* **YOUR TASK**:
Output these lines verbatim, beginning at the line containing "value-cell: 11,833 xyxy=(608,493,638,504)" and stopping after the line containing "header-subtitle: Notes to".

* **THE INPUT**:
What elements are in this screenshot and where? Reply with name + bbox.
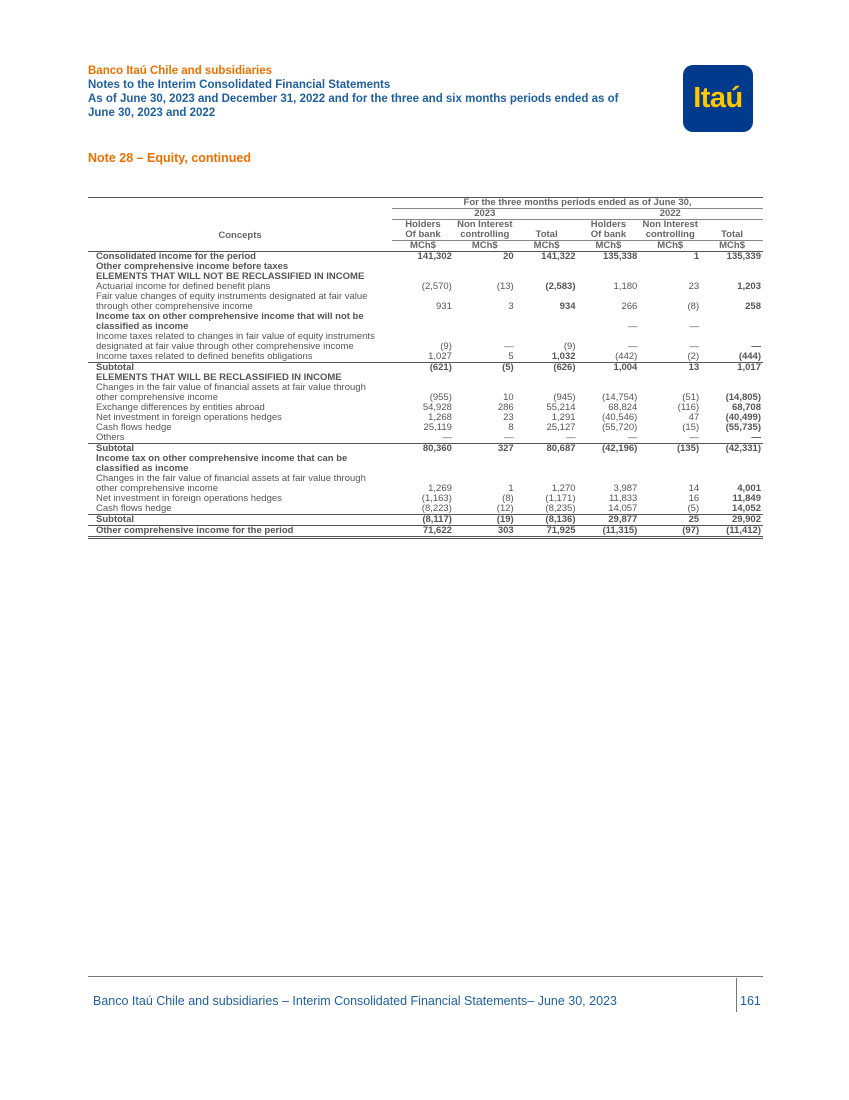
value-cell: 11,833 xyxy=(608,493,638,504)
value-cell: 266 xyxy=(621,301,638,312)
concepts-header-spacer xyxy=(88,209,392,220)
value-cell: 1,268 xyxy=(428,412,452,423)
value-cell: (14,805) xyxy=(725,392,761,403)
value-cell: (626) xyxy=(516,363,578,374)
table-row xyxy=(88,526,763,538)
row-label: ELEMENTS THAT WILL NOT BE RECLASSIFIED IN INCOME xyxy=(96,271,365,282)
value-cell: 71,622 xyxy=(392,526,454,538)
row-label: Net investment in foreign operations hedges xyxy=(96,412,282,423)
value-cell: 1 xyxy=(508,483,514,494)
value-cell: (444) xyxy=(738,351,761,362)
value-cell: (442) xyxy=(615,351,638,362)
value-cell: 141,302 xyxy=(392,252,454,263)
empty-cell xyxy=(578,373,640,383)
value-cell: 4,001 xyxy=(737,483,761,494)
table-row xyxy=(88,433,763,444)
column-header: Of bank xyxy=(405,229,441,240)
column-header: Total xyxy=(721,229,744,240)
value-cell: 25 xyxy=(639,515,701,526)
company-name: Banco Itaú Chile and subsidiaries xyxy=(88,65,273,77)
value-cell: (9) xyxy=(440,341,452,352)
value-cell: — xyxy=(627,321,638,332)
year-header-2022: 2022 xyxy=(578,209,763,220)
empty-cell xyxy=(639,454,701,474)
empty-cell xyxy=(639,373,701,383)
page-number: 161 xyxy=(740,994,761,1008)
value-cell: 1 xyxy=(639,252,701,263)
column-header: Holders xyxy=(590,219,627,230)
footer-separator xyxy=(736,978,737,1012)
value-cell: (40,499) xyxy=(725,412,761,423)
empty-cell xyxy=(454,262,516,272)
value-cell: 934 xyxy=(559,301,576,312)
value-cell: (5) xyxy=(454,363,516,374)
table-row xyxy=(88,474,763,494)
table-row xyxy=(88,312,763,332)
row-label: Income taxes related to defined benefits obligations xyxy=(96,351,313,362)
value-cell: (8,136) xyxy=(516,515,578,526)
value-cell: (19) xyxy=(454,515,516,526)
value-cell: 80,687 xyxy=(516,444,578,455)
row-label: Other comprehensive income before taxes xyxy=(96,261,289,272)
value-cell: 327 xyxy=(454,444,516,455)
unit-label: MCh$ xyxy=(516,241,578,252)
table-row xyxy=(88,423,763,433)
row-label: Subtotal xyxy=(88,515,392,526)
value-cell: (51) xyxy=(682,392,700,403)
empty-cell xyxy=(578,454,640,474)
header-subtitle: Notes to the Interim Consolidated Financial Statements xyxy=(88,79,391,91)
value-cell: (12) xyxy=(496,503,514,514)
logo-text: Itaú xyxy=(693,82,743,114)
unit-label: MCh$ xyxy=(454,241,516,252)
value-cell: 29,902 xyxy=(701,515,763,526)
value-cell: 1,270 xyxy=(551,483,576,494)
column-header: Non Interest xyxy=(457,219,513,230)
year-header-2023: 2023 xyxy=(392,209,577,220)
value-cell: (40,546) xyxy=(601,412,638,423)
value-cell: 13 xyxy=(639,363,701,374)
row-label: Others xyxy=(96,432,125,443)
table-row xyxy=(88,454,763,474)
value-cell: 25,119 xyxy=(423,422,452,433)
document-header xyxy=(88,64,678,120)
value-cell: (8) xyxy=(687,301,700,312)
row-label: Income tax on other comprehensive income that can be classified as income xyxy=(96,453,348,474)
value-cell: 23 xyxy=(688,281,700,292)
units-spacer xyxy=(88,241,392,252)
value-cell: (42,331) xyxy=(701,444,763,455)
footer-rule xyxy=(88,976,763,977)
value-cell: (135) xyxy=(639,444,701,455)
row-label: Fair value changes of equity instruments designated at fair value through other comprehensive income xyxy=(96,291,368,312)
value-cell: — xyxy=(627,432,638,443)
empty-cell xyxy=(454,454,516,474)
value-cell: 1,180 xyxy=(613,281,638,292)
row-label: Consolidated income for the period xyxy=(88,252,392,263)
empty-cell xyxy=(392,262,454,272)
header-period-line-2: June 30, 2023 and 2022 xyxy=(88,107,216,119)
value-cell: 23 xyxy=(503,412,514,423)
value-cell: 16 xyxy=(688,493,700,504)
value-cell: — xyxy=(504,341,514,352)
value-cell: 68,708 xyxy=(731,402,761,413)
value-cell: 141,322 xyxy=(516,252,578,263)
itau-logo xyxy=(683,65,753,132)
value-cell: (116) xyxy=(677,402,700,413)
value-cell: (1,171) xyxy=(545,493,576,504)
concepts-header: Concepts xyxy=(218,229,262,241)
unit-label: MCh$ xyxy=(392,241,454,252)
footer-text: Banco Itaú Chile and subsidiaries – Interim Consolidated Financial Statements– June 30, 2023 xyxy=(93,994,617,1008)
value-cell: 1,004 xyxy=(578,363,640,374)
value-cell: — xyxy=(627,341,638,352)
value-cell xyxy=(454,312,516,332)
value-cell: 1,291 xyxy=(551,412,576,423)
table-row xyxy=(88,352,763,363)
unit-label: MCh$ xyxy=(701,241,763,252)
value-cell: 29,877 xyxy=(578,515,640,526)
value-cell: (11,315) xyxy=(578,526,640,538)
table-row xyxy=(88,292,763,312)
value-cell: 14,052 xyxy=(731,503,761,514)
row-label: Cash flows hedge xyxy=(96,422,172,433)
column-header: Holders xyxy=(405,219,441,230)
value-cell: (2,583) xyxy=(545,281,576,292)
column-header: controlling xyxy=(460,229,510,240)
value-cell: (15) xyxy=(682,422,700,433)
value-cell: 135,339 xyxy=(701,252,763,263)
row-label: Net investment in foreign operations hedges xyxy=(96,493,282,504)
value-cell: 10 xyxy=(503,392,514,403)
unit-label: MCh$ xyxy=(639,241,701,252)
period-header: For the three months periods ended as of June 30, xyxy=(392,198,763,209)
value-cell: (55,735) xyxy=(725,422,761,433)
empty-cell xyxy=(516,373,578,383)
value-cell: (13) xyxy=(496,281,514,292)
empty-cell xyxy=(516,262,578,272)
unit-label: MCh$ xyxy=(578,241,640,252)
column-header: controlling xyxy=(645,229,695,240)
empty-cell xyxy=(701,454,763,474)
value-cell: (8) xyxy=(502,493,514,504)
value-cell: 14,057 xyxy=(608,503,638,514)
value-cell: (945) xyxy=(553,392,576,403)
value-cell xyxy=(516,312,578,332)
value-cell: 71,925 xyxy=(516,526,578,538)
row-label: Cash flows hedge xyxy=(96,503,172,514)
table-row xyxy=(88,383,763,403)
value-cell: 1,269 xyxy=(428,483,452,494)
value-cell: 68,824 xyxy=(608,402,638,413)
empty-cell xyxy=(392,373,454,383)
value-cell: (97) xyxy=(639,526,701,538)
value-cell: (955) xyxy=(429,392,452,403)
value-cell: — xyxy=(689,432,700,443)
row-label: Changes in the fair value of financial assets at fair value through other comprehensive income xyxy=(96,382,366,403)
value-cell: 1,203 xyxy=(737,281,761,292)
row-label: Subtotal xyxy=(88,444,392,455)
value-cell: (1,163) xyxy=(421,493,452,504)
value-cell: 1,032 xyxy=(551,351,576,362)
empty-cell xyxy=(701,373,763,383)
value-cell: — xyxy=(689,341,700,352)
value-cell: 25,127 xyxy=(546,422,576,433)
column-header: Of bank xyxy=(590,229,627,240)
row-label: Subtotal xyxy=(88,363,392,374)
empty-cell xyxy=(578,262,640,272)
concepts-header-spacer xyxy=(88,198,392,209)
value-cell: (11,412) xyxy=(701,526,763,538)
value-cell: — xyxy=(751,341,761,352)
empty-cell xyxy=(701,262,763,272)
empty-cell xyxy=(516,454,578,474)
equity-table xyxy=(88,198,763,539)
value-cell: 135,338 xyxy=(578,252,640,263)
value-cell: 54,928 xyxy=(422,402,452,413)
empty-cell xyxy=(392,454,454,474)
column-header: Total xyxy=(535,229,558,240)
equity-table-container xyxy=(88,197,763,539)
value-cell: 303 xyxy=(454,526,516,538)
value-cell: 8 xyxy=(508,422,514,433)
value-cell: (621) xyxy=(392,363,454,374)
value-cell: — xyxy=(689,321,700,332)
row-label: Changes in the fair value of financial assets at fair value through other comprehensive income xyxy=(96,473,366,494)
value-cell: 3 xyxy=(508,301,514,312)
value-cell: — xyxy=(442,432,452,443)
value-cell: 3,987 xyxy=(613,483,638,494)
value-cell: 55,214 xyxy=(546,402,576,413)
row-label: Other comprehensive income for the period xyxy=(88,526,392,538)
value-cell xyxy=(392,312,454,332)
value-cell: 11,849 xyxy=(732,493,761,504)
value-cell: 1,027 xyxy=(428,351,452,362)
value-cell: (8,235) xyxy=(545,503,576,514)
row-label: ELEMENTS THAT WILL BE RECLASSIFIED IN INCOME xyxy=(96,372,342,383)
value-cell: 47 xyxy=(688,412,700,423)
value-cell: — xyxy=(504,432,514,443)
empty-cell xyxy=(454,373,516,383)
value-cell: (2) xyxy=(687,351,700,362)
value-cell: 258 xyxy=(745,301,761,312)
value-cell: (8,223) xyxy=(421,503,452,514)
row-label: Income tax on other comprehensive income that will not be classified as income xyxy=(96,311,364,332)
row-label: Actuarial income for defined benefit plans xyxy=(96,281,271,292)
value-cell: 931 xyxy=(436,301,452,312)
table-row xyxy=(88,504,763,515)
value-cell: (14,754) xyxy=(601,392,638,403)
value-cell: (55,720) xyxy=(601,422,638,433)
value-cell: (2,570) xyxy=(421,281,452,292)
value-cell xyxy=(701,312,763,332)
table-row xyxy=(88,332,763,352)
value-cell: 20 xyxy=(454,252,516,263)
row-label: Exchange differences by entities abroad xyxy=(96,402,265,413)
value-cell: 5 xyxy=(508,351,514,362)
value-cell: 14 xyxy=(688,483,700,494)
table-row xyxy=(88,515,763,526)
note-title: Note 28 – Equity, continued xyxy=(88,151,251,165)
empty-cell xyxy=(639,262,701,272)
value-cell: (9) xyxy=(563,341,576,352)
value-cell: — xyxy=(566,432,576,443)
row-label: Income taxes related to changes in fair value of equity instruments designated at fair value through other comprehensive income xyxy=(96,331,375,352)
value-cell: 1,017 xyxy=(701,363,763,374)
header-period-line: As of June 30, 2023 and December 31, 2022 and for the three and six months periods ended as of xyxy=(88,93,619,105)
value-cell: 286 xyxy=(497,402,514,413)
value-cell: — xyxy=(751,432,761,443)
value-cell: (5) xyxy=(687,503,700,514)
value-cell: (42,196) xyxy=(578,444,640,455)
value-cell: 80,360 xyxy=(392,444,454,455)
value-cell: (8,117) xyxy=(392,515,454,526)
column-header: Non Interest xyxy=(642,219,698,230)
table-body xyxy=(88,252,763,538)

* **REPLY**:
value-cell: 11,833 xyxy=(608,493,638,504)
value-cell: 266 xyxy=(621,301,638,312)
concepts-header-spacer xyxy=(88,209,392,220)
value-cell: 1,268 xyxy=(428,412,452,423)
value-cell: (14,805) xyxy=(725,392,761,403)
value-cell: (626) xyxy=(516,363,578,374)
table-row xyxy=(88,526,763,538)
row-label: ELEMENTS THAT WILL NOT BE RECLASSIFIED IN INCOME xyxy=(96,271,365,282)
value-cell: 71,622 xyxy=(392,526,454,538)
row-label: Net investment in foreign operations hedges xyxy=(96,412,282,423)
value-cell: 1 xyxy=(508,483,514,494)
value-cell: (444) xyxy=(738,351,761,362)
value-cell: (442) xyxy=(615,351,638,362)
value-cell: 141,302 xyxy=(392,252,454,263)
empty-cell xyxy=(578,373,640,383)
value-cell: 4,001 xyxy=(737,483,761,494)
table-row xyxy=(88,433,763,444)
column-header: Of bank xyxy=(405,229,441,240)
column-header: Total xyxy=(721,229,744,240)
value-cell: 25 xyxy=(639,515,701,526)
company-name: Banco Itaú Chile and subsidiaries xyxy=(88,65,273,77)
value-cell: (9) xyxy=(440,341,452,352)
value-cell: — xyxy=(627,321,638,332)
year-header-2022: 2022 xyxy=(578,209,763,220)
empty-cell xyxy=(639,454,701,474)
empty-cell xyxy=(639,373,701,383)
page-number: 161 xyxy=(740,994,761,1008)
value-cell: 1 xyxy=(639,252,701,263)
column-header: Holders xyxy=(590,219,627,230)
footer-separator xyxy=(736,978,737,1012)
value-cell: (40,499) xyxy=(725,412,761,423)
empty-cell xyxy=(454,262,516,272)
value-cell: 934 xyxy=(559,301,576,312)
value-cell: (5) xyxy=(454,363,516,374)
table-row xyxy=(88,474,763,494)
table-row xyxy=(88,312,763,332)
row-label: Income taxes related to defined benefits obligations xyxy=(96,351,313,362)
value-cell: (8,136) xyxy=(516,515,578,526)
value-cell: (19) xyxy=(454,515,516,526)
value-cell: 80,687 xyxy=(516,444,578,455)
row-label: Other comprehensive income before taxes xyxy=(96,261,289,272)
value-cell: 327 xyxy=(454,444,516,455)
unit-label: MCh$ xyxy=(516,241,578,252)
table-row xyxy=(88,423,763,433)
row-label: Subtotal xyxy=(88,515,392,526)
value-cell: (51) xyxy=(682,392,700,403)
empty-cell xyxy=(578,454,640,474)
header-subtitle: Notes to the Interim Consolidated Financial Statements xyxy=(88,79,391,91)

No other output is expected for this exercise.